-- start Raw records --
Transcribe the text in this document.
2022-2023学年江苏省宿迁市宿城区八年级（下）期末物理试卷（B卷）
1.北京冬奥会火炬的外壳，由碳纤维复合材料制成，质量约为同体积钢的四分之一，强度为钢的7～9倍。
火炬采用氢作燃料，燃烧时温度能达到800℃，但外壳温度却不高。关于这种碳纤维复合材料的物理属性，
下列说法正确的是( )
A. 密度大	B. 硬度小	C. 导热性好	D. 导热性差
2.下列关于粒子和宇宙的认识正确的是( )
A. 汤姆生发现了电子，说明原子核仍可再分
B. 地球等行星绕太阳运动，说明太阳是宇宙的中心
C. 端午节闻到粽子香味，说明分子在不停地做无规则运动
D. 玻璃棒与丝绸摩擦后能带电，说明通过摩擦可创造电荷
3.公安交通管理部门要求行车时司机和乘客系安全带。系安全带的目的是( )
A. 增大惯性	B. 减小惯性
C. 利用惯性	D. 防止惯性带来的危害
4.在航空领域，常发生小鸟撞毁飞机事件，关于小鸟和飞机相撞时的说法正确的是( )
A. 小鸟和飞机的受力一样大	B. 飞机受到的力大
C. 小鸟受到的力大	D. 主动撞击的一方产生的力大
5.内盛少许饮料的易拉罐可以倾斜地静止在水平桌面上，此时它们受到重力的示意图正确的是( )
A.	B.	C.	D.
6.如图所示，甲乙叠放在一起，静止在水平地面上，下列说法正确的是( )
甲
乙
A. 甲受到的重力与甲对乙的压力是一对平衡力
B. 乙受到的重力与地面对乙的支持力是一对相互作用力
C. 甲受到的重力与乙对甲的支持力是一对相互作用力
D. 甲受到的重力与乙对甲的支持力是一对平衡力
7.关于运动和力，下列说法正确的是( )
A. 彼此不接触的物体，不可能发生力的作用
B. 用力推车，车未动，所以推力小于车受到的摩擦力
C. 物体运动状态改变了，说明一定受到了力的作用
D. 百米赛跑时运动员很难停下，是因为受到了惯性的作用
-- end Raw records --
* Task brief: Print out every record again, exactly and in full.

* Solution for this task:
Transcribe the text in this document.
2022-2023学年江苏省宿迁市宿城区八年级（下）期末物理试卷（B卷）
1.北京冬奥会火炬的外壳，由碳纤维复合材料制成，质量约为同体积钢的四分之一，强度为钢的7～9倍。
火炬采用氢作燃料，燃烧时温度能达到800℃，但外壳温度却不高。关于这种碳纤维复合材料的物理属性，
下列说法正确的是( )
A. 密度大	B. 硬度小	C. 导热性好	D. 导热性差
2.下列关于粒子和宇宙的认识正确的是( )
A. 汤姆生发现了电子，说明原子核仍可再分
B. 地球等行星绕太阳运动，说明太阳是宇宙的中心
C. 端午节闻到粽子香味，说明分子在不停地做无规则运动
D. 玻璃棒与丝绸摩擦后能带电，说明通过摩擦可创造电荷
3.公安交通管理部门要求行车时司机和乘客系安全带。系安全带的目的是( )
A. 增大惯性	B. 减小惯性
C. 利用惯性	D. 防止惯性带来的危害
4.在航空领域，常发生小鸟撞毁飞机事件，关于小鸟和飞机相撞时的说法正确的是( )
A. 小鸟和飞机的受力一样大	B. 飞机受到的力大
C. 小鸟受到的力大	D. 主动撞击的一方产生的力大
5.内盛少许饮料的易拉罐可以倾斜地静止在水平桌面上，此时它们受到重力的示意图正确的是( )
A.	B.	C.	D.
6.如图所示，甲乙叠放在一起，静止在水平地面上，下列说法正确的是( )
甲
乙
A. 甲受到的重力与甲对乙的压力是一对平衡力
B. 乙受到的重力与地面对乙的支持力是一对相互作用力
C. 甲受到的重力与乙对甲的支持力是一对相互作用力
D. 甲受到的重力与乙对甲的支持力是一对平衡力
7.关于运动和力，下列说法正确的是( )
A. 彼此不接触的物体，不可能发生力的作用
B. 用力推车，车未动，所以推力小于车受到的摩擦力
C. 物体运动状态改变了，说明一定受到了力的作用
D. 百米赛跑时运动员很难停下，是因为受到了惯性的作用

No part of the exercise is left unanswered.